Counting only lines that hold "text", give the total and nothing more.

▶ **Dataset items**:
•••••

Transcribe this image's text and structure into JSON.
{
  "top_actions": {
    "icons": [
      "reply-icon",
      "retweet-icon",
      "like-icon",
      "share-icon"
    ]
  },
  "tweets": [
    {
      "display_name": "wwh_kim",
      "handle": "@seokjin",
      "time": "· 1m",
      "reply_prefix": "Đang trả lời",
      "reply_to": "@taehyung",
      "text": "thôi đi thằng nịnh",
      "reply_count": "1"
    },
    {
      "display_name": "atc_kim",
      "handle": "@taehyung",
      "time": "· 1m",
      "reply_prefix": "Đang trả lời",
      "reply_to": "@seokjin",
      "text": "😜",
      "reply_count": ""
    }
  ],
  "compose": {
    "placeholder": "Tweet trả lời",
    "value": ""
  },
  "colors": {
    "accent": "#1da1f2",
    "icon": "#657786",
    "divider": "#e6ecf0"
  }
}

•••••

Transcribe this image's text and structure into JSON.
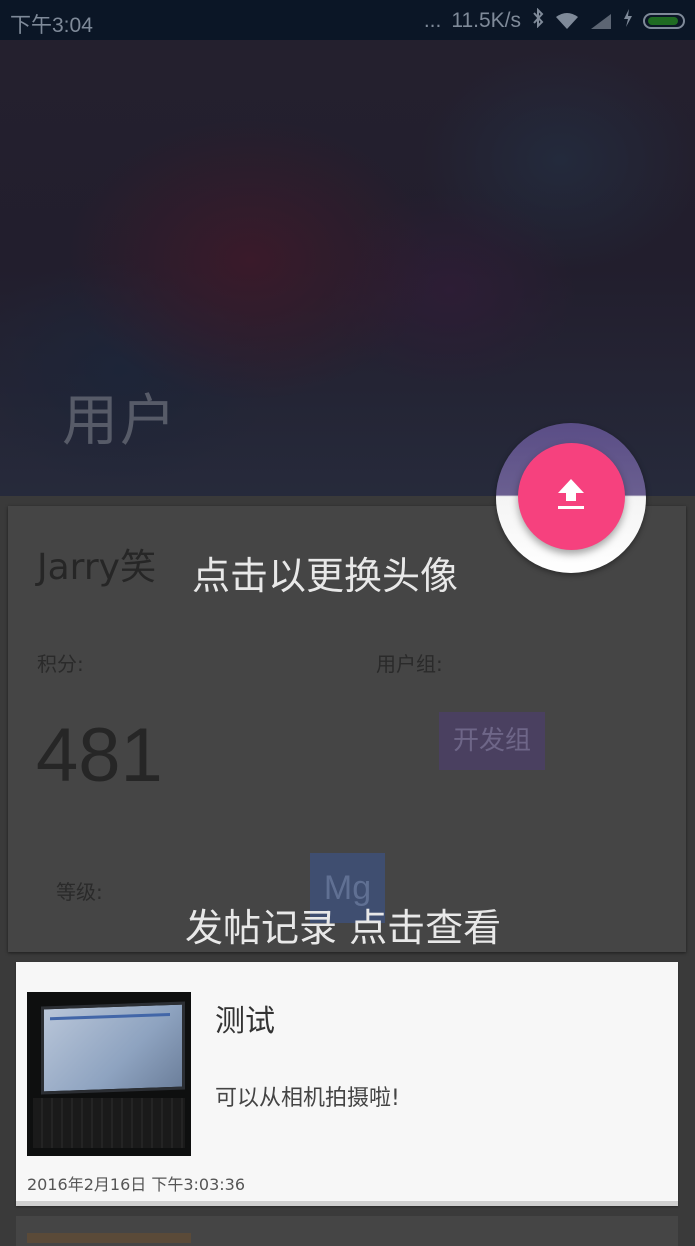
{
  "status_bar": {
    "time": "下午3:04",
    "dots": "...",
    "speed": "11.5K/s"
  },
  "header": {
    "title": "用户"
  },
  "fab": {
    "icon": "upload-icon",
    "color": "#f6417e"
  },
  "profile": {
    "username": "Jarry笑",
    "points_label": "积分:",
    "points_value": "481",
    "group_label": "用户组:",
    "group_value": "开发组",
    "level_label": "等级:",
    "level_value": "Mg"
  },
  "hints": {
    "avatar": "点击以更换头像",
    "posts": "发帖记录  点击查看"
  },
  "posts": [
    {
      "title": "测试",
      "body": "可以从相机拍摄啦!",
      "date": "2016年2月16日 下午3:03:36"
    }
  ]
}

•••••

▶ **Solved exercise**: 4